- What to do
In the copy, keep every record exact and leave out all images.

- Data shown
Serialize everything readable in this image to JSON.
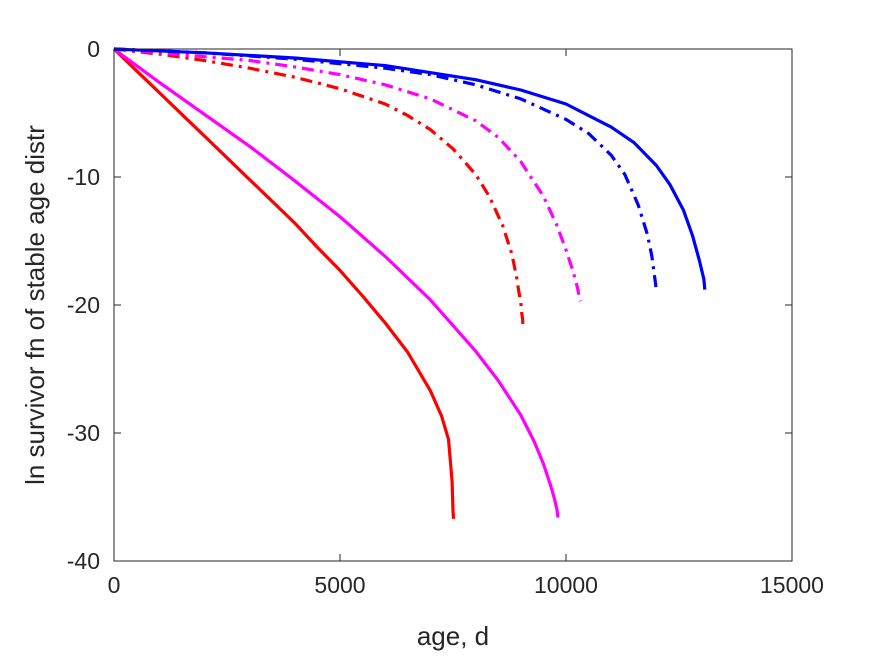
{
  "chart_data": {
    "type": "line",
    "title": "",
    "xlabel": "age, d",
    "ylabel": "ln survivor fn of stable age distr",
    "xlim": [
      0,
      15000
    ],
    "ylim": [
      -40,
      0
    ],
    "xticks": [
      0,
      5000,
      10000,
      15000
    ],
    "xtick_labels": [
      "0",
      "5000",
      "10000",
      "15000"
    ],
    "yticks": [
      0,
      -10,
      -20,
      -30,
      -40
    ],
    "ytick_labels": [
      "0",
      "-10",
      "-20",
      "-30",
      "-40"
    ],
    "grid": false,
    "legend": "none",
    "series": [
      {
        "color": "#ff0000",
        "style": "solid",
        "points": [
          [
            0,
            0
          ],
          [
            500,
            -1.7
          ],
          [
            1000,
            -3.4
          ],
          [
            1500,
            -5.1
          ],
          [
            2000,
            -6.8
          ],
          [
            2500,
            -8.5
          ],
          [
            3000,
            -10.2
          ],
          [
            3500,
            -11.9
          ],
          [
            4000,
            -13.6
          ],
          [
            4500,
            -15.5
          ],
          [
            5000,
            -17.3
          ],
          [
            5500,
            -19.3
          ],
          [
            6000,
            -21.4
          ],
          [
            6500,
            -23.7
          ],
          [
            7000,
            -26.7
          ],
          [
            7250,
            -28.7
          ],
          [
            7400,
            -30.5
          ],
          [
            7450,
            -32.5
          ],
          [
            7480,
            -33.8
          ],
          [
            7490,
            -34.9
          ],
          [
            7500,
            -36.1
          ],
          [
            7510,
            -36.7
          ]
        ]
      },
      {
        "color": "#ff00ff",
        "style": "solid",
        "points": [
          [
            0,
            0
          ],
          [
            1000,
            -2.6
          ],
          [
            2000,
            -5.1
          ],
          [
            3000,
            -7.6
          ],
          [
            4000,
            -10.3
          ],
          [
            5000,
            -13.1
          ],
          [
            6000,
            -16.2
          ],
          [
            7000,
            -19.6
          ],
          [
            8000,
            -23.6
          ],
          [
            8500,
            -25.9
          ],
          [
            9000,
            -28.6
          ],
          [
            9300,
            -30.7
          ],
          [
            9500,
            -32.4
          ],
          [
            9650,
            -34.0
          ],
          [
            9750,
            -35.2
          ],
          [
            9800,
            -36.0
          ],
          [
            9820,
            -36.6
          ]
        ]
      },
      {
        "color": "#ff0000",
        "style": "dashdot",
        "points": [
          [
            0,
            0
          ],
          [
            1000,
            -0.4
          ],
          [
            2000,
            -0.9
          ],
          [
            3000,
            -1.5
          ],
          [
            4000,
            -2.2
          ],
          [
            5000,
            -3.1
          ],
          [
            6000,
            -4.3
          ],
          [
            6500,
            -5.2
          ],
          [
            7000,
            -6.3
          ],
          [
            7500,
            -7.8
          ],
          [
            8000,
            -9.8
          ],
          [
            8300,
            -11.5
          ],
          [
            8600,
            -13.8
          ],
          [
            8800,
            -16.0
          ],
          [
            8900,
            -17.7
          ],
          [
            8950,
            -18.8
          ],
          [
            9000,
            -19.8
          ],
          [
            9020,
            -20.6
          ],
          [
            9040,
            -21.1
          ],
          [
            9050,
            -21.8
          ]
        ]
      },
      {
        "color": "#ff00ff",
        "style": "dashdot",
        "points": [
          [
            0,
            0
          ],
          [
            1000,
            -0.3
          ],
          [
            2000,
            -0.6
          ],
          [
            3000,
            -0.9
          ],
          [
            4000,
            -1.4
          ],
          [
            5000,
            -2.0
          ],
          [
            6000,
            -2.8
          ],
          [
            7000,
            -3.9
          ],
          [
            8000,
            -5.6
          ],
          [
            8500,
            -6.9
          ],
          [
            9000,
            -8.8
          ],
          [
            9500,
            -11.5
          ],
          [
            9800,
            -13.8
          ],
          [
            10000,
            -15.7
          ],
          [
            10150,
            -17.3
          ],
          [
            10250,
            -18.6
          ],
          [
            10300,
            -19.5
          ],
          [
            10320,
            -19.7
          ]
        ]
      },
      {
        "color": "#0000ff",
        "style": "dashdot",
        "points": [
          [
            0,
            0
          ],
          [
            2000,
            -0.3
          ],
          [
            4000,
            -0.8
          ],
          [
            6000,
            -1.5
          ],
          [
            7000,
            -2.0
          ],
          [
            8000,
            -2.8
          ],
          [
            9000,
            -3.9
          ],
          [
            10000,
            -5.5
          ],
          [
            10500,
            -6.6
          ],
          [
            11000,
            -8.3
          ],
          [
            11300,
            -9.8
          ],
          [
            11600,
            -12.2
          ],
          [
            11800,
            -14.5
          ],
          [
            11900,
            -16.2
          ],
          [
            11950,
            -17.5
          ],
          [
            11980,
            -18.3
          ],
          [
            12000,
            -18.9
          ]
        ]
      },
      {
        "color": "#0000ff",
        "style": "solid",
        "points": [
          [
            0,
            0
          ],
          [
            2000,
            -0.3
          ],
          [
            4000,
            -0.7
          ],
          [
            6000,
            -1.3
          ],
          [
            8000,
            -2.4
          ],
          [
            9000,
            -3.2
          ],
          [
            10000,
            -4.3
          ],
          [
            11000,
            -6.1
          ],
          [
            11500,
            -7.3
          ],
          [
            12000,
            -9.1
          ],
          [
            12300,
            -10.6
          ],
          [
            12600,
            -12.6
          ],
          [
            12800,
            -14.6
          ],
          [
            12950,
            -16.5
          ],
          [
            13050,
            -18.0
          ],
          [
            13070,
            -18.8
          ]
        ]
      }
    ]
  }
}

- The result
Serialize everything readable in this image to JSON.
{
  "chart_data": {
    "type": "line",
    "title": "",
    "xlabel": "age, d",
    "ylabel": "ln survivor fn of stable age distr",
    "xlim": [
      0,
      15000
    ],
    "ylim": [
      -40,
      0
    ],
    "xticks": [
      0,
      5000,
      10000,
      15000
    ],
    "xtick_labels": [
      "0",
      "5000",
      "10000",
      "15000"
    ],
    "yticks": [
      0,
      -10,
      -20,
      -30,
      -40
    ],
    "ytick_labels": [
      "0",
      "-10",
      "-20",
      "-30",
      "-40"
    ],
    "grid": false,
    "legend": "none",
    "series": [
      {
        "color": "#ff0000",
        "style": "solid",
        "points": [
          [
            0,
            0
          ],
          [
            500,
            -1.7
          ],
          [
            1000,
            -3.4
          ],
          [
            1500,
            -5.1
          ],
          [
            2000,
            -6.8
          ],
          [
            2500,
            -8.5
          ],
          [
            3000,
            -10.2
          ],
          [
            3500,
            -11.9
          ],
          [
            4000,
            -13.6
          ],
          [
            4500,
            -15.5
          ],
          [
            5000,
            -17.3
          ],
          [
            5500,
            -19.3
          ],
          [
            6000,
            -21.4
          ],
          [
            6500,
            -23.7
          ],
          [
            7000,
            -26.7
          ],
          [
            7250,
            -28.7
          ],
          [
            7400,
            -30.5
          ],
          [
            7450,
            -32.5
          ],
          [
            7480,
            -33.8
          ],
          [
            7490,
            -34.9
          ],
          [
            7500,
            -36.1
          ],
          [
            7510,
            -36.7
          ]
        ]
      },
      {
        "color": "#ff00ff",
        "style": "solid",
        "points": [
          [
            0,
            0
          ],
          [
            1000,
            -2.6
          ],
          [
            2000,
            -5.1
          ],
          [
            3000,
            -7.6
          ],
          [
            4000,
            -10.3
          ],
          [
            5000,
            -13.1
          ],
          [
            6000,
            -16.2
          ],
          [
            7000,
            -19.6
          ],
          [
            8000,
            -23.6
          ],
          [
            8500,
            -25.9
          ],
          [
            9000,
            -28.6
          ],
          [
            9300,
            -30.7
          ],
          [
            9500,
            -32.4
          ],
          [
            9650,
            -34.0
          ],
          [
            9750,
            -35.2
          ],
          [
            9800,
            -36.0
          ],
          [
            9820,
            -36.6
          ]
        ]
      },
      {
        "color": "#ff0000",
        "style": "dashdot",
        "points": [
          [
            0,
            0
          ],
          [
            1000,
            -0.4
          ],
          [
            2000,
            -0.9
          ],
          [
            3000,
            -1.5
          ],
          [
            4000,
            -2.2
          ],
          [
            5000,
            -3.1
          ],
          [
            6000,
            -4.3
          ],
          [
            6500,
            -5.2
          ],
          [
            7000,
            -6.3
          ],
          [
            7500,
            -7.8
          ],
          [
            8000,
            -9.8
          ],
          [
            8300,
            -11.5
          ],
          [
            8600,
            -13.8
          ],
          [
            8800,
            -16.0
          ],
          [
            8900,
            -17.7
          ],
          [
            8950,
            -18.8
          ],
          [
            9000,
            -19.8
          ],
          [
            9020,
            -20.6
          ],
          [
            9040,
            -21.1
          ],
          [
            9050,
            -21.8
          ]
        ]
      },
      {
        "color": "#ff00ff",
        "style": "dashdot",
        "points": [
          [
            0,
            0
          ],
          [
            1000,
            -0.3
          ],
          [
            2000,
            -0.6
          ],
          [
            3000,
            -0.9
          ],
          [
            4000,
            -1.4
          ],
          [
            5000,
            -2.0
          ],
          [
            6000,
            -2.8
          ],
          [
            7000,
            -3.9
          ],
          [
            8000,
            -5.6
          ],
          [
            8500,
            -6.9
          ],
          [
            9000,
            -8.8
          ],
          [
            9500,
            -11.5
          ],
          [
            9800,
            -13.8
          ],
          [
            10000,
            -15.7
          ],
          [
            10150,
            -17.3
          ],
          [
            10250,
            -18.6
          ],
          [
            10300,
            -19.5
          ],
          [
            10320,
            -19.7
          ]
        ]
      },
      {
        "color": "#0000ff",
        "style": "dashdot",
        "points": [
          [
            0,
            0
          ],
          [
            2000,
            -0.3
          ],
          [
            4000,
            -0.8
          ],
          [
            6000,
            -1.5
          ],
          [
            7000,
            -2.0
          ],
          [
            8000,
            -2.8
          ],
          [
            9000,
            -3.9
          ],
          [
            10000,
            -5.5
          ],
          [
            10500,
            -6.6
          ],
          [
            11000,
            -8.3
          ],
          [
            11300,
            -9.8
          ],
          [
            11600,
            -12.2
          ],
          [
            11800,
            -14.5
          ],
          [
            11900,
            -16.2
          ],
          [
            11950,
            -17.5
          ],
          [
            11980,
            -18.3
          ],
          [
            12000,
            -18.9
          ]
        ]
      },
      {
        "color": "#0000ff",
        "style": "solid",
        "points": [
          [
            0,
            0
          ],
          [
            2000,
            -0.3
          ],
          [
            4000,
            -0.7
          ],
          [
            6000,
            -1.3
          ],
          [
            8000,
            -2.4
          ],
          [
            9000,
            -3.2
          ],
          [
            10000,
            -4.3
          ],
          [
            11000,
            -6.1
          ],
          [
            11500,
            -7.3
          ],
          [
            12000,
            -9.1
          ],
          [
            12300,
            -10.6
          ],
          [
            12600,
            -12.6
          ],
          [
            12800,
            -14.6
          ],
          [
            12950,
            -16.5
          ],
          [
            13050,
            -18.0
          ],
          [
            13070,
            -18.8
          ]
        ]
      }
    ]
  }
}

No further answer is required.